▶ [AVAILABLE RECORDS]

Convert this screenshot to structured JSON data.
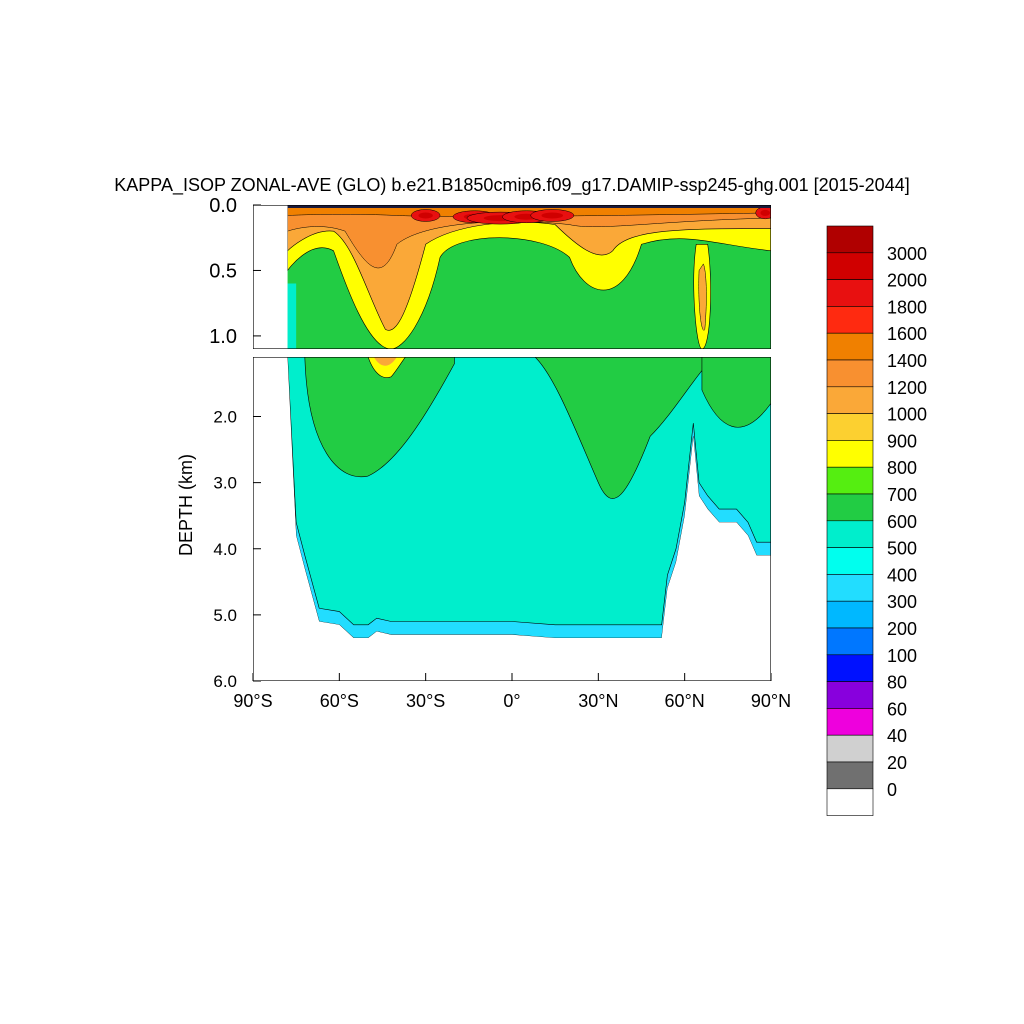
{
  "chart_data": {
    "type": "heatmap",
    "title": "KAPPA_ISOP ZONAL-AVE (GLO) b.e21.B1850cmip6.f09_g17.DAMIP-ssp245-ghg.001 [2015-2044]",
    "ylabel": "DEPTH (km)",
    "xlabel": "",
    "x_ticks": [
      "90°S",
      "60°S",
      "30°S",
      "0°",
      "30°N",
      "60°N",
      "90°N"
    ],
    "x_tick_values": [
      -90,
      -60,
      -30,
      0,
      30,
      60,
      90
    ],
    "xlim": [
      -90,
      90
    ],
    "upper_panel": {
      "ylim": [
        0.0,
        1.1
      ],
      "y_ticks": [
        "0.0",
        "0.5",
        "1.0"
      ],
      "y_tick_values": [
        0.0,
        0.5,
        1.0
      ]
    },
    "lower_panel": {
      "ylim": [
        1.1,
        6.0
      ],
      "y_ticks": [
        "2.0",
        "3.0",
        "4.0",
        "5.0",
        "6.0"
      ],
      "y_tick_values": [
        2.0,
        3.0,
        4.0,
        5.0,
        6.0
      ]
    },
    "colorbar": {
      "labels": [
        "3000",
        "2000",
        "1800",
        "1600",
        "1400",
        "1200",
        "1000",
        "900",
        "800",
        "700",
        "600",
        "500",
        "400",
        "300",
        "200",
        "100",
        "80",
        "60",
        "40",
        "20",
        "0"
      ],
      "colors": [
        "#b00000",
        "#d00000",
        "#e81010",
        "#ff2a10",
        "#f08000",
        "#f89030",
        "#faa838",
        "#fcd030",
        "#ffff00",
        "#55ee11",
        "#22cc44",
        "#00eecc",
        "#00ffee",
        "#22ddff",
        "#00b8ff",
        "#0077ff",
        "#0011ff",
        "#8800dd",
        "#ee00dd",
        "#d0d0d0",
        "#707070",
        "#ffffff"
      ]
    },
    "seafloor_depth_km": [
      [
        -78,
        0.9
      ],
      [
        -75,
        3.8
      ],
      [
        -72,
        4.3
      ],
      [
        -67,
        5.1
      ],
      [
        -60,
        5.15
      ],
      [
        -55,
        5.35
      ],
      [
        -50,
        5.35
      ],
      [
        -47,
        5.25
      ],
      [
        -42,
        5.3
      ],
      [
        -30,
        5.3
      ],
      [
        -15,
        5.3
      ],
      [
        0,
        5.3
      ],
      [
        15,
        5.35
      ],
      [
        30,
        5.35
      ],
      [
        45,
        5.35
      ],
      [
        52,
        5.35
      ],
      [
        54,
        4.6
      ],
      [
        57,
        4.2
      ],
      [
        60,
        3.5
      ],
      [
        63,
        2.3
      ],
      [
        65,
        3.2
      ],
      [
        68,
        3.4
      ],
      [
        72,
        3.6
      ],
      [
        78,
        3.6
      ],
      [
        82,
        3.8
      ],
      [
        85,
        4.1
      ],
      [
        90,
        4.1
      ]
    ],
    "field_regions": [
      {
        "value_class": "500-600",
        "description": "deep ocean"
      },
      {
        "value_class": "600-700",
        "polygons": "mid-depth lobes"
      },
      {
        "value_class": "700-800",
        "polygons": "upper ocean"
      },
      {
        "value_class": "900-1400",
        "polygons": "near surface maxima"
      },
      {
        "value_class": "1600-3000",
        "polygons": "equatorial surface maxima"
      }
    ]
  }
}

==

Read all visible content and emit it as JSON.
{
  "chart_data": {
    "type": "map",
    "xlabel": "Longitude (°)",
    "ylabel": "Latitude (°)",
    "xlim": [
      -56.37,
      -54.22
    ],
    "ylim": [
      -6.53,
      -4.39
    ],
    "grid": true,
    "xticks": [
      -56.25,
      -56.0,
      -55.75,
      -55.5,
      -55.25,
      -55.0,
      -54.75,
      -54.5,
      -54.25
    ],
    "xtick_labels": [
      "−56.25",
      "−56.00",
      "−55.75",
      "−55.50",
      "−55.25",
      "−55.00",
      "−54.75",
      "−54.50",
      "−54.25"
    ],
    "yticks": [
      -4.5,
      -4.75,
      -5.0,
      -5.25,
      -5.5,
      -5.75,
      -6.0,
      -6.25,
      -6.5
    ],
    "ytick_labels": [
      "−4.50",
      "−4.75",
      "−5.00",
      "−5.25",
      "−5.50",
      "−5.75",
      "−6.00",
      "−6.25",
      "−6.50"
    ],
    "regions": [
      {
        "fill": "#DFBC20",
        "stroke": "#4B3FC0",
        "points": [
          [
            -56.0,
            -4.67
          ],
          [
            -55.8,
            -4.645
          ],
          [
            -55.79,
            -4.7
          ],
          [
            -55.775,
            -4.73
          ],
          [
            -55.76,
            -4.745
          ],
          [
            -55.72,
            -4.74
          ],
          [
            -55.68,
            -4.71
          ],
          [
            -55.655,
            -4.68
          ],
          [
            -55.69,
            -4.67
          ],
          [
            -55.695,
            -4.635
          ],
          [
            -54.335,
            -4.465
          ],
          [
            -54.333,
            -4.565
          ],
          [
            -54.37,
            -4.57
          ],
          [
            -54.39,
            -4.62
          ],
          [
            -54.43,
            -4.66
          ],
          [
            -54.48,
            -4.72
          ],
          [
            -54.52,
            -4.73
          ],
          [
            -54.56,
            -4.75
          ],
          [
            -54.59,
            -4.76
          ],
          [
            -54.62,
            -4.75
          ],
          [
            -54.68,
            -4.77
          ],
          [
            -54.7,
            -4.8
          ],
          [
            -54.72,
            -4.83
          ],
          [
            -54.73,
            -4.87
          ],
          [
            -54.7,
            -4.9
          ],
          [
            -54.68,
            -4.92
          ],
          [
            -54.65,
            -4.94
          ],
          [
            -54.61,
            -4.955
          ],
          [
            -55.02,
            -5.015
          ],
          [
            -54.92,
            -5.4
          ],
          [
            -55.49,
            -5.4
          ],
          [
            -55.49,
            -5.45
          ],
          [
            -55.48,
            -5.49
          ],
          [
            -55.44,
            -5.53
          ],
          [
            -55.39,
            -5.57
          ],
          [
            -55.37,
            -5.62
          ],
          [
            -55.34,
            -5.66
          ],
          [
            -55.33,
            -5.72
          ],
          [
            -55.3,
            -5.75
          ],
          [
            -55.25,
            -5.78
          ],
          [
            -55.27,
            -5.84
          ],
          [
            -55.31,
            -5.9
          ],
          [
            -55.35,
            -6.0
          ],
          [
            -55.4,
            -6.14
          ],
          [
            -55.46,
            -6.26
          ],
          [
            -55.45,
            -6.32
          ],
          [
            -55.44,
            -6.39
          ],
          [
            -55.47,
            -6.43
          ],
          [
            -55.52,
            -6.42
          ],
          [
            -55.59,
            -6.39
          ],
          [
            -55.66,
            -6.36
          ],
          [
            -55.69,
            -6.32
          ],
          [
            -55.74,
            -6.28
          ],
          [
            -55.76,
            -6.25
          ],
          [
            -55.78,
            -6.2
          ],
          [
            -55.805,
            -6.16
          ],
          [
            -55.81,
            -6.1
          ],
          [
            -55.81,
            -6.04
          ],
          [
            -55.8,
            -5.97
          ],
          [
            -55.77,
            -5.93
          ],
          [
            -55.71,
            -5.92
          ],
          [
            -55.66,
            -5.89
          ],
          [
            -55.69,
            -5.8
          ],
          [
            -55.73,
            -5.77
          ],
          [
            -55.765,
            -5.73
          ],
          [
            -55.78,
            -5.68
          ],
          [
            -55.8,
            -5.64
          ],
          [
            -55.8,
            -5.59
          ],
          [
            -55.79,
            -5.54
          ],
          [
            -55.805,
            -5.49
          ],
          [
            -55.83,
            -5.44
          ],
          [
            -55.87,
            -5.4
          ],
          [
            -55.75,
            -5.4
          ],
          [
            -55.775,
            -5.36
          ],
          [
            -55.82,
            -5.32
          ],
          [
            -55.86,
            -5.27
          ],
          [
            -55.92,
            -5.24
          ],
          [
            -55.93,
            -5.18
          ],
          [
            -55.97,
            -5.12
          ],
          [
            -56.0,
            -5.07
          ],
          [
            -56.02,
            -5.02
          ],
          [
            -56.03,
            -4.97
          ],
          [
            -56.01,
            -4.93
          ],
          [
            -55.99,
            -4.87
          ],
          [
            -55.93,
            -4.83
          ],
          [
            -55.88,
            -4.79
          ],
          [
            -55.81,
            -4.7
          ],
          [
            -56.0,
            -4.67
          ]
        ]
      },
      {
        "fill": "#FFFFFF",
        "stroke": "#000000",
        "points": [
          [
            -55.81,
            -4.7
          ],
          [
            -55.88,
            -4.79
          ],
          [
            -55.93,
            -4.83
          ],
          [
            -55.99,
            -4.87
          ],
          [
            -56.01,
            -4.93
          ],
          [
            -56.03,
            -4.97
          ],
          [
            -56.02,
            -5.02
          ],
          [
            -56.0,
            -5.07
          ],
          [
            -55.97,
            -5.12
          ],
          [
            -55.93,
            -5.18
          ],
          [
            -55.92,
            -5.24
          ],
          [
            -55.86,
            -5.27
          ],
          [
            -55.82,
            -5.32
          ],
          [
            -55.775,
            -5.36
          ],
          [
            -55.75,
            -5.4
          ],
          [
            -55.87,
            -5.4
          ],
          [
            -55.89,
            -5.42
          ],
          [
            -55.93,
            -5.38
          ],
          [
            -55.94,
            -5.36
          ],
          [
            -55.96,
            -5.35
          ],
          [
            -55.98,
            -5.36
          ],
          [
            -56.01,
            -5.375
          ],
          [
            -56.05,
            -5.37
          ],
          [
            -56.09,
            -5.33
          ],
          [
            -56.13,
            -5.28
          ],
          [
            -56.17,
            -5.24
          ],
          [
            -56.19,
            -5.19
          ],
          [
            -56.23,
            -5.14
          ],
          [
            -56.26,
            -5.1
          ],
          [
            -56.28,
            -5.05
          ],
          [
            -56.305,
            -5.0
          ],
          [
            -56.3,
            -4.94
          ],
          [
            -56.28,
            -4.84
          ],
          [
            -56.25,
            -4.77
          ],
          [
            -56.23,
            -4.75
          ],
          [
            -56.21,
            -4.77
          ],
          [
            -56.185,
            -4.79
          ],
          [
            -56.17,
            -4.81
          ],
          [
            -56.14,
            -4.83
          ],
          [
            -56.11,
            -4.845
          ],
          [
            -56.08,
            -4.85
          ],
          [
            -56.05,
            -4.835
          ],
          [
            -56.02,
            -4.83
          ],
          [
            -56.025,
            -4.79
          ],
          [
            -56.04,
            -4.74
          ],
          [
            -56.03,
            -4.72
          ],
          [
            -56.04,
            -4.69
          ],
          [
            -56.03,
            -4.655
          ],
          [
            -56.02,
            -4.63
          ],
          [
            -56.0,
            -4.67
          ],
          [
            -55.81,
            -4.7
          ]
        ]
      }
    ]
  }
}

▶ [WHAT YOU ARE ASKED TO DO]
From the data above, copy each line where the string "polygons" appears.

▶ [THE RESPONSE]
        "polygons": "mid-depth lobes"
        "polygons": "upper ocean"
        "polygons": "near surface maxima"
        "polygons": "equatorial surface maxima"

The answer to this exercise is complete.